▸ TASK DETAILS:
Will you give the material below again, every line exactly as it is?
---- DATA PROVIDED
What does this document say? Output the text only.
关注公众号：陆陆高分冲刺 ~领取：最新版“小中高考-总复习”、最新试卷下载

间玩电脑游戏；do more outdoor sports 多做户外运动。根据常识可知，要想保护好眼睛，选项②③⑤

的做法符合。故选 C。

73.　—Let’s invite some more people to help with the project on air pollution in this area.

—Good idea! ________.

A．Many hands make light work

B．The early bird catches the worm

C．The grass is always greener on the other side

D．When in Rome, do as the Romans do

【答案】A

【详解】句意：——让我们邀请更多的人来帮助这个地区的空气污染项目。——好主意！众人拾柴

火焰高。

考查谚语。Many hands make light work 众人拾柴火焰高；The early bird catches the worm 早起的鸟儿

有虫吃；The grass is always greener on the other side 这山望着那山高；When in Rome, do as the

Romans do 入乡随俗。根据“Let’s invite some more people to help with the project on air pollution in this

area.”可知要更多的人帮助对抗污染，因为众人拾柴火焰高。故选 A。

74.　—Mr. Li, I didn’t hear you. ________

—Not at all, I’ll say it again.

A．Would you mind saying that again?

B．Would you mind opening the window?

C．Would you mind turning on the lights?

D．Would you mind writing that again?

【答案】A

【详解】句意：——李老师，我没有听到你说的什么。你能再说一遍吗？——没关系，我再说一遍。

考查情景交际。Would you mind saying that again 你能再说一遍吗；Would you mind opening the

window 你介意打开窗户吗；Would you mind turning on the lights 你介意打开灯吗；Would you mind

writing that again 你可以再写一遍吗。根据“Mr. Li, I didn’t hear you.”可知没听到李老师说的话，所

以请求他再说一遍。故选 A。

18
--------
▸ CORRECT OUTPUT:
What does this document say? Output the text only.
关注公众号：陆陆高分冲刺 ~领取：最新版“小中高考-总复习”、最新试卷下载

间玩电脑游戏；do more outdoor sports 多做户外运动。根据常识可知，要想保护好眼睛，选项②③⑤

的做法符合。故选 C。

73.　—Let’s invite some more people to help with the project on air pollution in this area.

—Good idea! ________.

A．Many hands make light work

B．The early bird catches the worm

C．The grass is always greener on the other side

D．When in Rome, do as the Romans do

【答案】A

【详解】句意：——让我们邀请更多的人来帮助这个地区的空气污染项目。——好主意！众人拾柴

火焰高。

考查谚语。Many hands make light work 众人拾柴火焰高；The early bird catches the worm 早起的鸟儿

有虫吃；The grass is always greener on the other side 这山望着那山高；When in Rome, do as the

Romans do 入乡随俗。根据“Let’s invite some more people to help with the project on air pollution in this

area.”可知要更多的人帮助对抗污染，因为众人拾柴火焰高。故选 A。

74.　—Mr. Li, I didn’t hear you. ________

—Not at all, I’ll say it again.

A．Would you mind saying that again?

B．Would you mind opening the window?

C．Would you mind turning on the lights?

D．Would you mind writing that again?

【答案】A

【详解】句意：——李老师，我没有听到你说的什么。你能再说一遍吗？——没关系，我再说一遍。

考查情景交际。Would you mind saying that again 你能再说一遍吗；Would you mind opening the

window 你介意打开窗户吗；Would you mind turning on the lights 你介意打开灯吗；Would you mind

writing that again 你可以再写一遍吗。根据“Mr. Li, I didn’t hear you.”可知没听到李老师说的话，所

以请求他再说一遍。故选 A。

18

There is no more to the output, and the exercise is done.